Passage |

===

“(The financial crisis) was a fundamental disruption–a financial upheaval, if you will–that wreaked havoc in communities and neighborhoods across this country.”
I’ll say!
If you’re wondering what’s inside the Financial Crisis Inquiry Commission’s 600+ page report on the causes of the financial crisis, released today in its full glory, the quote above should give you an idea. The report is no revelation–but who was expecting one? If you want a more colorful, informative idea of what the report is all about, read Kevin Depew’s brilliant take on it. And if you have the next two days to read the entire report, it’s embedded at the bottom of this post.
Here’s a summary of their main findings, none of which should come as a surprise if you’ve been living in American civilization for the past three years.
To me, the real highlights of the report were the quotes, many cliched, but some surprising, like “Tone at the top does matter and, in this instance, we were let down. No one said ‘no.'” Or “…the Office of the Comptroller of the Currency and the Office of Thrift Supervision, caught up in turf wars, preempted state regulators from reining in abuses.” This makes me think of two bureaucrats, one in a gray suit and one in tan, engaged in a stapler fight.

===

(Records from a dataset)
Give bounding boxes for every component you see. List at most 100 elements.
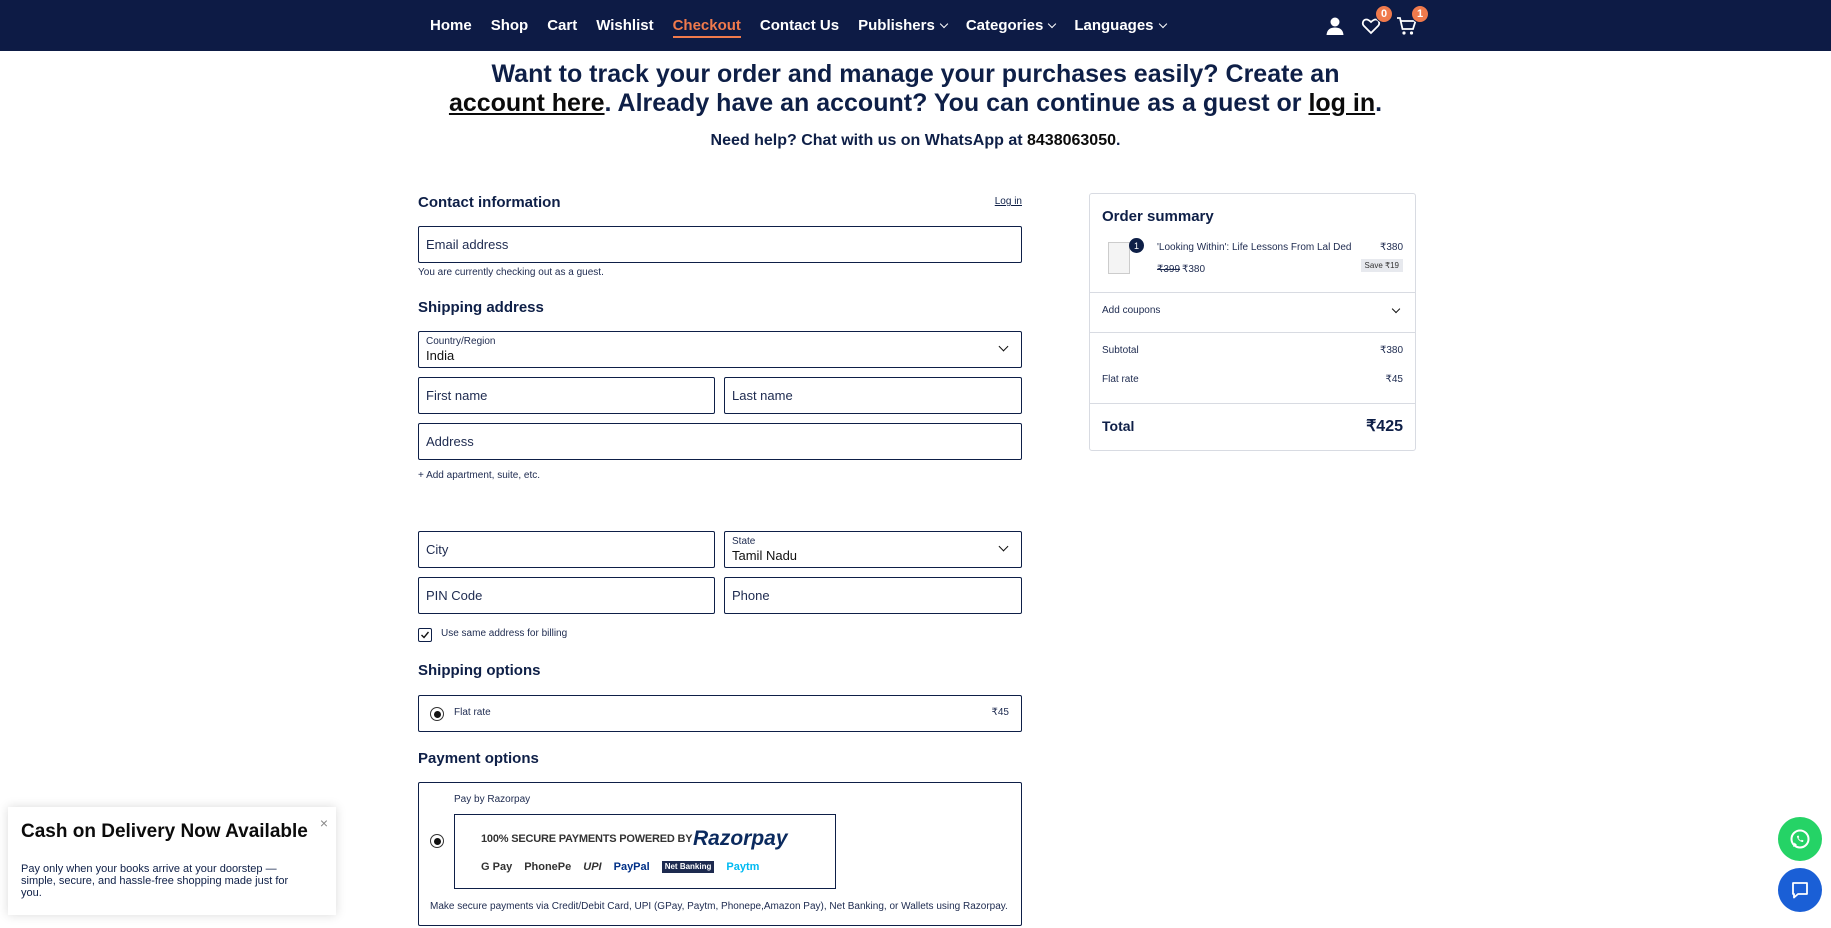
cart-count-badge: 1 [1411,4,1429,23]
address-placeholder: Address [426,434,474,449]
state-value: Tamil Nadu [732,548,798,563]
razorpay-banner: 100% SECURE PAYMENTS POWERED BY Razorpay… [454,814,836,889]
city-field[interactable]: City [418,531,715,568]
item-new-price: ₹380 [1182,264,1206,275]
account-icon[interactable] [1322,13,1348,39]
flat-rate-label: Flat rate [1102,374,1139,385]
payment-title: Payment options [418,750,539,767]
phone-placeholder: Phone [732,588,770,603]
country-label: Country/Region [426,336,496,347]
cod-title: Cash on Delivery Now Available [21,821,308,842]
add-apartment-link[interactable]: + Add apartment, suite, etc. [418,470,540,481]
chevron-down-icon [998,541,1009,552]
upi-logo: UPI [583,861,602,873]
country-select[interactable]: Country/Region India [418,331,1022,368]
chevron-down-icon [939,19,949,28]
razorpay-label: Pay by Razorpay [454,794,531,805]
shipping-title: Shipping address [418,299,544,316]
chevron-down-icon [1048,19,1057,28]
add-coupons-toggle[interactable]: Add coupons [1090,292,1415,332]
chat-icon [1792,882,1808,899]
summary-totals: Subtotal ₹380 Flat rate ₹45 [1090,332,1415,397]
state-label: State [732,536,756,547]
city-placeholder: City [426,542,449,557]
nav-shop[interactable]: Shop [491,17,529,34]
same-billing-label: Use same address for billing [441,628,568,639]
razorpay-option[interactable]: Pay by Razorpay 100% SECURE PAYMENTS POW… [418,782,1022,926]
phonepe-logo: PhonePe [524,861,572,873]
contact-title: Contact information [418,194,561,211]
cod-popup: Cash on Delivery Now Available × Pay onl… [8,807,336,915]
subtotal-value: ₹380 [1379,345,1403,356]
first-name-placeholder: First name [426,388,488,403]
nav-wishlist[interactable]: Wishlist [596,17,653,34]
first-name-field[interactable]: First name [418,377,715,414]
total-value: ₹425 [1366,418,1403,435]
nav-contact-us[interactable]: Contact Us [760,17,839,34]
item-name: 'Looking Within': Life Lessons From Lal … [1157,242,1352,253]
banner-text-2: . Already have an account? You can conti… [604,89,1309,117]
razorpay-headline: 100% SECURE PAYMENTS POWERED BY [481,833,693,845]
nav-publishers[interactable]: Publishers [858,17,949,34]
book-thumbnail [1108,242,1130,274]
banner-text-1: Want to track your order and manage your… [491,60,1340,88]
nav-icons: 0 1 [1322,0,1430,51]
cart-button[interactable]: 1 [1394,4,1429,39]
whatsapp-help: Need help? Chat with us on WhatsApp at 8… [0,132,1831,150]
check-icon [421,631,430,639]
order-summary: Order summary 1 'Looking Within': Life L… [1089,193,1416,451]
close-icon[interactable]: × [320,815,328,831]
nav-categories[interactable]: Categories [966,17,1057,34]
razorpay-radio[interactable] [430,834,444,848]
item-old-price: ₹399 [1157,264,1181,275]
nav-publishers-label: Publishers [858,17,935,34]
add-coupons-label: Add coupons [1102,305,1161,316]
last-name-field[interactable]: Last name [724,377,1022,414]
address-field[interactable]: Address [418,423,1022,460]
nav-checkout[interactable]: Checkout [672,17,742,38]
pin-code-placeholder: PIN Code [426,588,483,603]
flat-rate-value: ₹45 [1385,374,1404,385]
payment-method-logos: G Pay PhonePe UPI PayPal Net Banking Pay… [481,861,759,873]
flat-rate-radio[interactable] [430,707,444,721]
same-billing-checkbox[interactable] [418,628,432,642]
save-badge: Save ₹19 [1360,259,1403,272]
wishlist-count-badge: 0 [1375,4,1393,23]
help-text: Need help? Chat with us on WhatsApp at [710,132,1027,149]
last-name-placeholder: Last name [732,388,793,403]
chevron-down-icon [1391,304,1401,314]
phone-field[interactable]: Phone [724,577,1022,614]
summary-title: Order summary [1102,208,1214,225]
razorpay-description: Make secure payments via Credit/Debit Ca… [430,901,1008,912]
banner-text-3: . [1375,89,1383,117]
wishlist-button[interactable]: 0 [1358,4,1393,39]
guest-note: You are currently checking out as a gues… [418,267,604,278]
flat-rate-price: ₹45 [991,707,1010,718]
help-phone: 8438063050 [1027,132,1116,149]
razorpay-logo: Razorpay [693,827,788,850]
main-nav: Home Shop Cart Wishlist Checkout Contact… [430,0,1185,51]
contact-login-link[interactable]: Log in [995,196,1022,207]
banner-login-link[interactable]: log in [1308,89,1375,117]
nav-cart[interactable]: Cart [547,17,577,34]
pin-code-field[interactable]: PIN Code [418,577,715,614]
create-account-link[interactable]: account here [449,89,605,117]
nav-languages-label: Languages [1074,17,1154,34]
help-suffix: . [1115,132,1121,149]
flat-rate-label: Flat rate [454,707,491,718]
subtotal-label: Subtotal [1102,345,1139,356]
paypal-logo: PayPal [613,861,650,873]
shipping-options-title: Shipping options [418,662,541,679]
flat-rate-option[interactable]: Flat rate ₹45 [418,695,1022,732]
email-placeholder: Email address [426,237,509,252]
country-value: India [426,348,455,363]
state-select[interactable]: State Tamil Nadu [724,531,1022,568]
paytm-logo: Paytm [726,861,760,873]
chat-button[interactable] [1778,868,1822,912]
item-price: ₹380 [1379,242,1403,253]
item-qty-badge: 1 [1129,238,1144,253]
email-field[interactable]: Email address [418,226,1022,263]
nav-languages[interactable]: Languages [1074,17,1167,34]
whatsapp-button[interactable] [1778,817,1822,861]
nav-home[interactable]: Home [430,17,472,34]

===

Set of tasks |
1. Rewrite the post from "If you’re wondering" to "of this post.", swapping "report" for "study".
2. Name every government body or office that the post mentions.
The material has no connection to the post.

Task solutions |
1.
If you’re wondering what’s inside the Financial Crisis Inquiry Commission’s 600+ page study on the causes of the financial crisis, released today in its full glory, the quote above should give you an idea. The study is no revelation–but who was expecting one? If you want a more colorful, informative idea of what the study is all about, read Kevin Depew’s brilliant take on it. And if you have the next two days to read the entire study, it’s embedded at the bottom of this post.

2.
Financial Crisis Inquiry Commission
Office of the Comptroller of the Currency
Office of Thrift Supervision